- WRITTEN PROBLEM -
Read the entries below and pull out each line with the string "place".

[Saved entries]
* * *
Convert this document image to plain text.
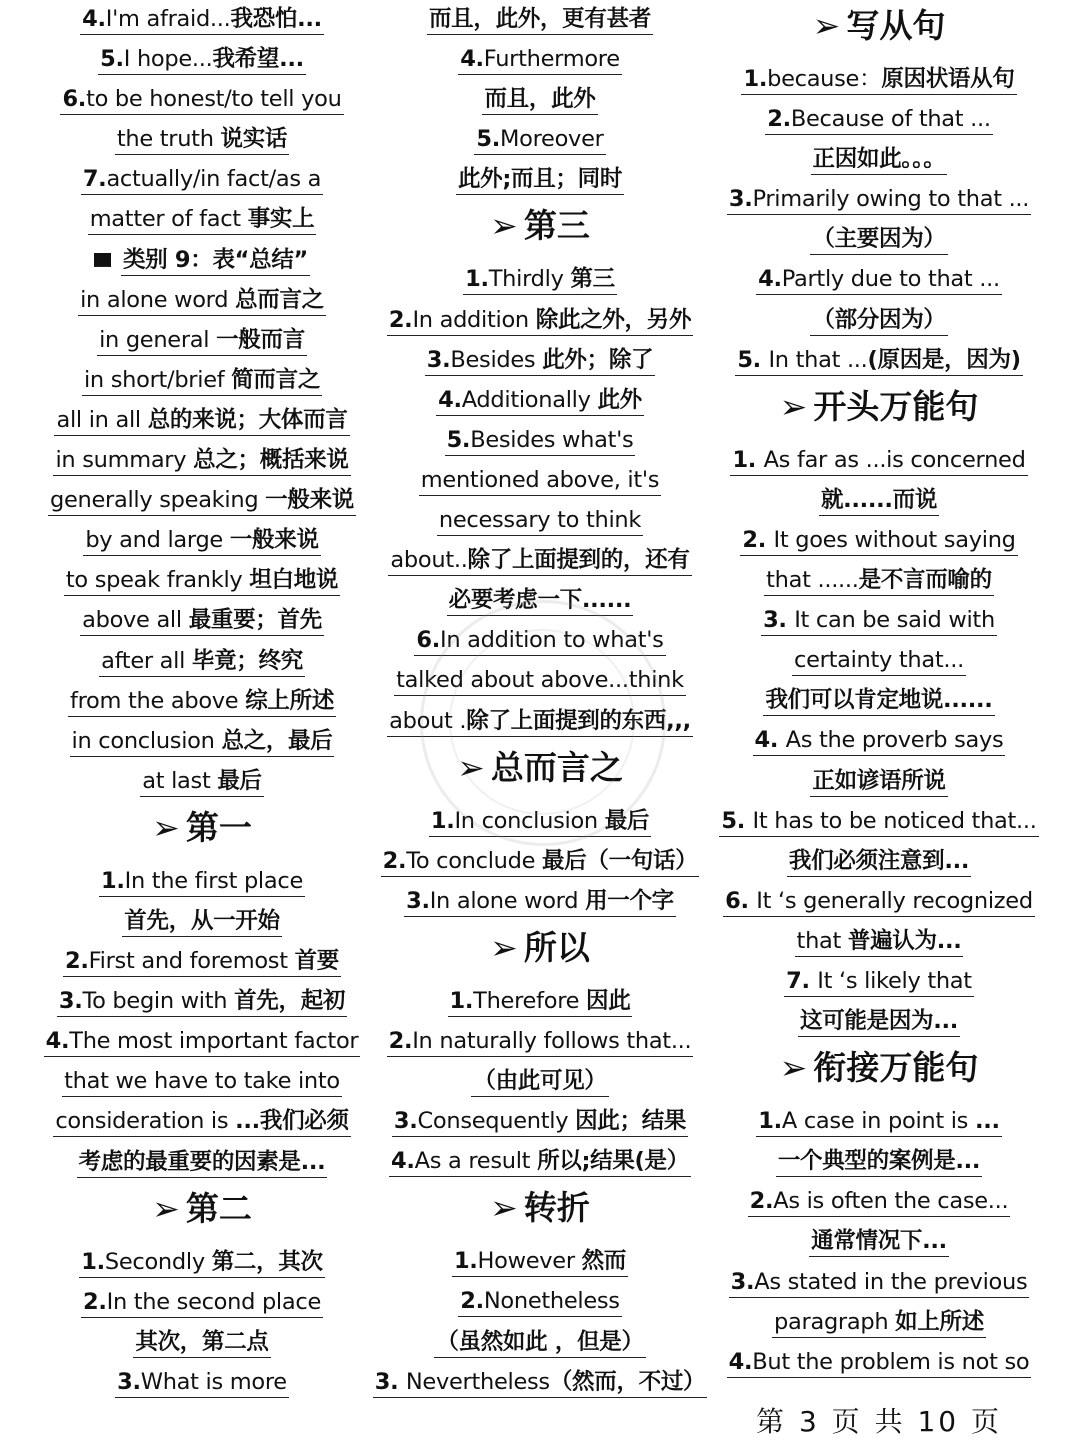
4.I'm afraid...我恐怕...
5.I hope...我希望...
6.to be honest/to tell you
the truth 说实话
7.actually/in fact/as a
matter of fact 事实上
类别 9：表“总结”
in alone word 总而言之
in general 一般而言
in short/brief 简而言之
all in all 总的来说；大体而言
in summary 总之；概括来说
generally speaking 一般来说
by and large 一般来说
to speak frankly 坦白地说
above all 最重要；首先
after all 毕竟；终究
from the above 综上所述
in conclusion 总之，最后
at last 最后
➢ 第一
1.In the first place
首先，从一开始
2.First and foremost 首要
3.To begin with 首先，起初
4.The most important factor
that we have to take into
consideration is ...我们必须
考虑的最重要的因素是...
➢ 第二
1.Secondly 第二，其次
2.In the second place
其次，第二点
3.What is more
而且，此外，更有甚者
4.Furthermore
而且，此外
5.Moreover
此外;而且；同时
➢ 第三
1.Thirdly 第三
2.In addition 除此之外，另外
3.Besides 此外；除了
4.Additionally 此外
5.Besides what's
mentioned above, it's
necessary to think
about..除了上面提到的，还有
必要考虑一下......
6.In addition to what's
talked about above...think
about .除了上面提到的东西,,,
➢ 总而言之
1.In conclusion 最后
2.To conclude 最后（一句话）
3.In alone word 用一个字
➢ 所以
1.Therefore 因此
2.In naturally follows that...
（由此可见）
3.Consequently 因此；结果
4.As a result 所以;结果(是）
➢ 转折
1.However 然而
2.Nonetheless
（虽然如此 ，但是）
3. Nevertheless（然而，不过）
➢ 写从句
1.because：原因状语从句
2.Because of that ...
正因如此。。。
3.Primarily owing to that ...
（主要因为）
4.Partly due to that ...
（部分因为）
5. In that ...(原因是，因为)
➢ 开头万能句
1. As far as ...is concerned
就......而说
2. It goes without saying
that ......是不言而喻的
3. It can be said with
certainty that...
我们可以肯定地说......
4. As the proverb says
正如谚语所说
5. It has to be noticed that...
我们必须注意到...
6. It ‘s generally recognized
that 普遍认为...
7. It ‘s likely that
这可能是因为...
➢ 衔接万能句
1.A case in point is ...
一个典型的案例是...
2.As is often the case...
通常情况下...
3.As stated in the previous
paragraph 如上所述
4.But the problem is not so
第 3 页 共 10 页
* * *
- REPLY -
1.In the first place
2.In the second place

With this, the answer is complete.